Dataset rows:
***

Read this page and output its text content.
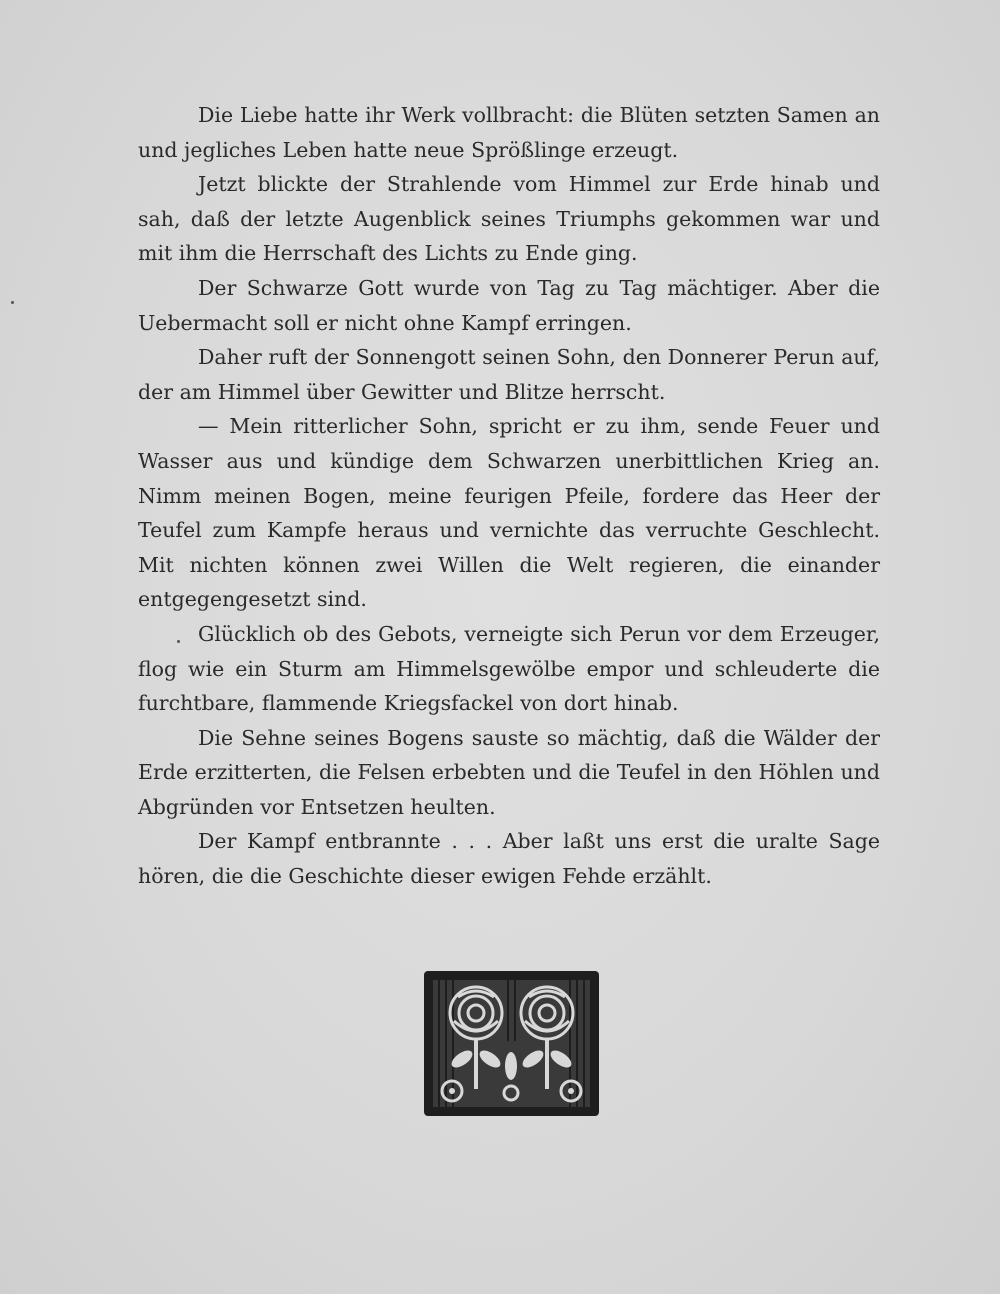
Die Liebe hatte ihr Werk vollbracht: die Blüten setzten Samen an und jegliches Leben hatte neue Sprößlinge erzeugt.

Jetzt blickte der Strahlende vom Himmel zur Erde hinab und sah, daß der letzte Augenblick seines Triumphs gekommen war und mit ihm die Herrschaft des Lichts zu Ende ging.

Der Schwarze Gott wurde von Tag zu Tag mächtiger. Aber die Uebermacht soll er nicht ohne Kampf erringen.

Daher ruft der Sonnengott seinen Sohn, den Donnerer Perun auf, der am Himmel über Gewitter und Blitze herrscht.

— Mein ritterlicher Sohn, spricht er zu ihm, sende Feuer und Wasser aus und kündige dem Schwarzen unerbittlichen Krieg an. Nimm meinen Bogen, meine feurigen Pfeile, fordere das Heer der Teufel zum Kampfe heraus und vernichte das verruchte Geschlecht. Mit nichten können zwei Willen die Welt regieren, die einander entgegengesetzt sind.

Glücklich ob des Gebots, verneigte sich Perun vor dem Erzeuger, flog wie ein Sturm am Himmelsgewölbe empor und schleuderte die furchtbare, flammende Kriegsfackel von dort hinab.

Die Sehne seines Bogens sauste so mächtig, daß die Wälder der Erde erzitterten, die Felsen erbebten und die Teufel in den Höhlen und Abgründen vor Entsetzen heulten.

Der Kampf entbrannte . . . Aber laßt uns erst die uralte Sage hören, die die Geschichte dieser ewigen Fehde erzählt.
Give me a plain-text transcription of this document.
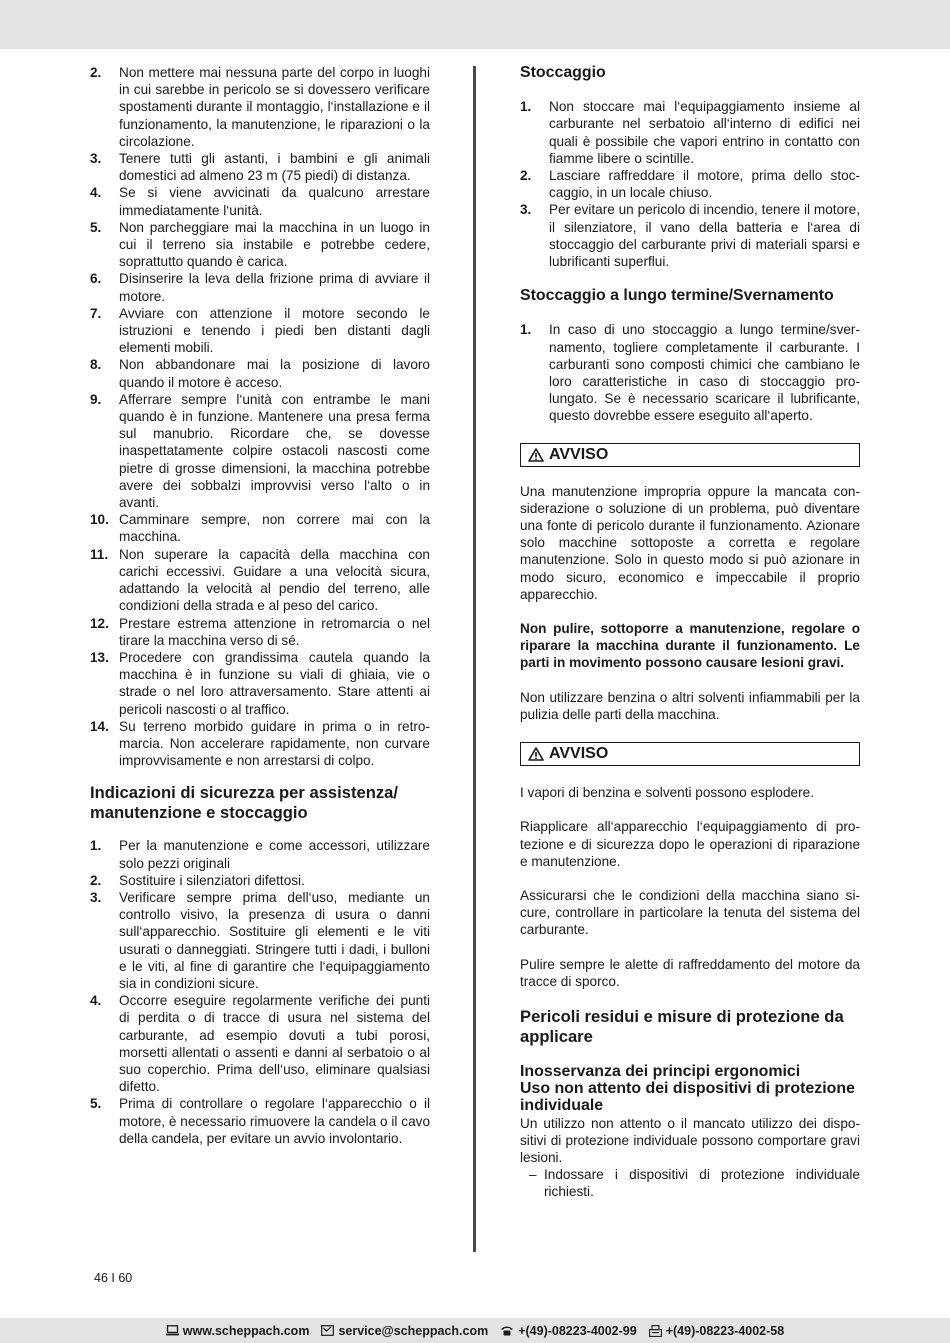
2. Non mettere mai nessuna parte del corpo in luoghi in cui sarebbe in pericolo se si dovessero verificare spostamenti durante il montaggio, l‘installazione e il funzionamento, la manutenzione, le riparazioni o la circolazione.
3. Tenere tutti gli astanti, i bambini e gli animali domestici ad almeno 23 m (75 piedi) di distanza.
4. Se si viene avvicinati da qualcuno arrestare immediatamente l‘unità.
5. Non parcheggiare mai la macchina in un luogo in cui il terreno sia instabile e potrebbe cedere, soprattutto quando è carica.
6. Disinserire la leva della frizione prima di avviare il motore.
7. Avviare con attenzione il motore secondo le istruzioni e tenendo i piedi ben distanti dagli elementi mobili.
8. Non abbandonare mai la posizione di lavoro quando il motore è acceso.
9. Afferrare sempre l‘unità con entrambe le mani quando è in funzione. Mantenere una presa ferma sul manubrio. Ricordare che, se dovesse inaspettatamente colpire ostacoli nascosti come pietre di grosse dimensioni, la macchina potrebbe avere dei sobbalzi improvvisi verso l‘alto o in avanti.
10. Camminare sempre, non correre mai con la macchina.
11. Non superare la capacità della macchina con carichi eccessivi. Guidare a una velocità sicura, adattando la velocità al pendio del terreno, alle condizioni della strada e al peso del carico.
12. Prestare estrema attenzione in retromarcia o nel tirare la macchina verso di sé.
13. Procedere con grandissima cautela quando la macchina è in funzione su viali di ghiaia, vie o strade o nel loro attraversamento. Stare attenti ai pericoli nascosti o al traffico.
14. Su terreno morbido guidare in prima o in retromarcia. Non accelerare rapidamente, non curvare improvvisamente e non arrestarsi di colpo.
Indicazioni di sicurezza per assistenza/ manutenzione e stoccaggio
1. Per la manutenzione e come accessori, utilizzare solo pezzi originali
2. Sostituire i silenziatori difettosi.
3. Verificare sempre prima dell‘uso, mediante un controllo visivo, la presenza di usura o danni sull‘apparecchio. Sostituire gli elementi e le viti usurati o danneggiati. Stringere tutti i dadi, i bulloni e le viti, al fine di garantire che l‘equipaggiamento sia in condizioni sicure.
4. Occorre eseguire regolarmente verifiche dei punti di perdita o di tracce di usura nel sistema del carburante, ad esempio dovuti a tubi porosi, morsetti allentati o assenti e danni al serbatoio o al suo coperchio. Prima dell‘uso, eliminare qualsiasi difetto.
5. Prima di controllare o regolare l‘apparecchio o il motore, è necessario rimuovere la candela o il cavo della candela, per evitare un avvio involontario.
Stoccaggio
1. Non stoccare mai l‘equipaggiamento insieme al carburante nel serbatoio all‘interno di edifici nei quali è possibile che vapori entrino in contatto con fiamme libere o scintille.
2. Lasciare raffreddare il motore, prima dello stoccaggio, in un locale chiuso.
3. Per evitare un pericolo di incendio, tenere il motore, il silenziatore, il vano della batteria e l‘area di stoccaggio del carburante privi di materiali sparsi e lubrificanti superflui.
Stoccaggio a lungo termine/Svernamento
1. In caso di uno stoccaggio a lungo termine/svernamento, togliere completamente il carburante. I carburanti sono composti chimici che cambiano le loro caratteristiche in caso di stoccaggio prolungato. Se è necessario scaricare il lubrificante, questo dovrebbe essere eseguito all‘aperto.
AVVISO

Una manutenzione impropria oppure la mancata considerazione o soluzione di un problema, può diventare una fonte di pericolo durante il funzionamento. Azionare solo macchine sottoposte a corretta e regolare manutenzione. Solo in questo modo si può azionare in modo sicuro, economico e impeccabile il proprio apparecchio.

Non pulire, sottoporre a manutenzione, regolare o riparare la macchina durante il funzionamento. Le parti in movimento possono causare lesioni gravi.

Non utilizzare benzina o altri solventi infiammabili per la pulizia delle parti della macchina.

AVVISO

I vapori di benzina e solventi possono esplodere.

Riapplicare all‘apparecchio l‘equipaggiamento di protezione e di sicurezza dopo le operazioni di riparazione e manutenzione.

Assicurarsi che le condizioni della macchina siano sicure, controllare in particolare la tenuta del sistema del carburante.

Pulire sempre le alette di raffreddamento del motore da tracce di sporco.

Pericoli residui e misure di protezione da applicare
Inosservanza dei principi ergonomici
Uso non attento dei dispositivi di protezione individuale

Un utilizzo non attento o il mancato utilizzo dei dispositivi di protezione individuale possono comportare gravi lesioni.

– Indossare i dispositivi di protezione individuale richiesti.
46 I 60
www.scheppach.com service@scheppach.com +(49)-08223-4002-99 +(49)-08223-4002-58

***

- _Short task_: Quote all the lines above exactly as given. Do not include the pictures.

- _Output for this exercise_:
Read this page and output its text content.
Die Liebe hatte ihr Werk vollbracht: die Blüten setzten Samen an und jegliches Leben hatte neue Sprößlinge erzeugt.

Jetzt blickte der Strahlende vom Himmel zur Erde hinab und sah, daß der letzte Augenblick seines Triumphs gekommen war und mit ihm die Herrschaft des Lichts zu Ende ging.

Der Schwarze Gott wurde von Tag zu Tag mächtiger. Aber die Uebermacht soll er nicht ohne Kampf erringen.

Daher ruft der Sonnengott seinen Sohn, den Donnerer Perun auf, der am Himmel über Gewitter und Blitze herrscht.

— Mein ritterlicher Sohn, spricht er zu ihm, sende Feuer und Wasser aus und kündige dem Schwarzen unerbittlichen Krieg an. Nimm meinen Bogen, meine feurigen Pfeile, fordere das Heer der Teufel zum Kampfe heraus und vernichte das verruchte Geschlecht. Mit nichten können zwei Willen die Welt regieren, die einander entgegengesetzt sind.

Glücklich ob des Gebots, verneigte sich Perun vor dem Erzeuger, flog wie ein Sturm am Himmelsgewölbe empor und schleuderte die furchtbare, flammende Kriegsfackel von dort hinab.

Die Sehne seines Bogens sauste so mächtig, daß die Wälder der Erde erzitterten, die Felsen erbebten und die Teufel in den Höhlen und Abgründen vor Entsetzen heulten.

Der Kampf entbrannte . . . Aber laßt uns erst die uralte Sage hören, die die Geschichte dieser ewigen Fehde erzählt.
Give me a plain-text transcription of this document.
2. Non mettere mai nessuna parte del corpo in luoghi in cui sarebbe in pericolo se si dovessero verificare spostamenti durante il montaggio, l‘installazione e il funzionamento, la manutenzione, le riparazioni o la circolazione.
3. Tenere tutti gli astanti, i bambini e gli animali domestici ad almeno 23 m (75 piedi) di distanza.
4. Se si viene avvicinati da qualcuno arrestare immediatamente l‘unità.
5. Non parcheggiare mai la macchina in un luogo in cui il terreno sia instabile e potrebbe cedere, soprattutto quando è carica.
6. Disinserire la leva della frizione prima di avviare il motore.
7. Avviare con attenzione il motore secondo le istruzioni e tenendo i piedi ben distanti dagli elementi mobili.
8. Non abbandonare mai la posizione di lavoro quando il motore è acceso.
9. Afferrare sempre l‘unità con entrambe le mani quando è in funzione. Mantenere una presa ferma sul manubrio. Ricordare che, se dovesse inaspettatamente colpire ostacoli nascosti come pietre di grosse dimensioni, la macchina potrebbe avere dei sobbalzi improvvisi verso l‘alto o in avanti.
10. Camminare sempre, non correre mai con la macchina.
11. Non superare la capacità della macchina con carichi eccessivi. Guidare a una velocità sicura, adattando la velocità al pendio del terreno, alle condizioni della strada e al peso del carico.
12. Prestare estrema attenzione in retromarcia o nel tirare la macchina verso di sé.
13. Procedere con grandissima cautela quando la macchina è in funzione su viali di ghiaia, vie o strade o nel loro attraversamento. Stare attenti ai pericoli nascosti o al traffico.
14. Su terreno morbido guidare in prima o in retromarcia. Non accelerare rapidamente, non curvare improvvisamente e non arrestarsi di colpo.
Indicazioni di sicurezza per assistenza/ manutenzione e stoccaggio
1. Per la manutenzione e come accessori, utilizzare solo pezzi originali
2. Sostituire i silenziatori difettosi.
3. Verificare sempre prima dell‘uso, mediante un controllo visivo, la presenza di usura o danni sull‘apparecchio. Sostituire gli elementi e le viti usurati o danneggiati. Stringere tutti i dadi, i bulloni e le viti, al fine di garantire che l‘equipaggiamento sia in condizioni sicure.
4. Occorre eseguire regolarmente verifiche dei punti di perdita o di tracce di usura nel sistema del carburante, ad esempio dovuti a tubi porosi, morsetti allentati o assenti e danni al serbatoio o al suo coperchio. Prima dell‘uso, eliminare qualsiasi difetto.
5. Prima di controllare o regolare l‘apparecchio o il motore, è necessario rimuovere la candela o il cavo della candela, per evitare un avvio involontario.
Stoccaggio
1. Non stoccare mai l‘equipaggiamento insieme al carburante nel serbatoio all‘interno di edifici nei quali è possibile che vapori entrino in contatto con fiamme libere o scintille.
2. Lasciare raffreddare il motore, prima dello stoccaggio, in un locale chiuso.
3. Per evitare un pericolo di incendio, tenere il motore, il silenziatore, il vano della batteria e l‘area di stoccaggio del carburante privi di materiali sparsi e lubrificanti superflui.
Stoccaggio a lungo termine/Svernamento
1. In caso di uno stoccaggio a lungo termine/svernamento, togliere completamente il carburante. I carburanti sono composti chimici che cambiano le loro caratteristiche in caso di stoccaggio prolungato. Se è necessario scaricare il lubrificante, questo dovrebbe essere eseguito all‘aperto.
AVVISO

Una manutenzione impropria oppure la mancata considerazione o soluzione di un problema, può diventare una fonte di pericolo durante il funzionamento. Azionare solo macchine sottoposte a corretta e regolare manutenzione. Solo in questo modo si può azionare in modo sicuro, economico e impeccabile il proprio apparecchio.

Non pulire, sottoporre a manutenzione, regolare o riparare la macchina durante il funzionamento. Le parti in movimento possono causare lesioni gravi.

Non utilizzare benzina o altri solventi infiammabili per la pulizia delle parti della macchina.

AVVISO

I vapori di benzina e solventi possono esplodere.

Riapplicare all‘apparecchio l‘equipaggiamento di protezione e di sicurezza dopo le operazioni di riparazione e manutenzione.

Assicurarsi che le condizioni della macchina siano sicure, controllare in particolare la tenuta del sistema del carburante.

Pulire sempre le alette di raffreddamento del motore da tracce di sporco.

Pericoli residui e misure di protezione da applicare
Inosservanza dei principi ergonomici
Uso non attento dei dispositivi di protezione individuale

Un utilizzo non attento o il mancato utilizzo dei dispositivi di protezione individuale possono comportare gravi lesioni.

– Indossare i dispositivi di protezione individuale richiesti.
46 I 60
www.scheppach.com service@scheppach.com +(49)-08223-4002-99 +(49)-08223-4002-58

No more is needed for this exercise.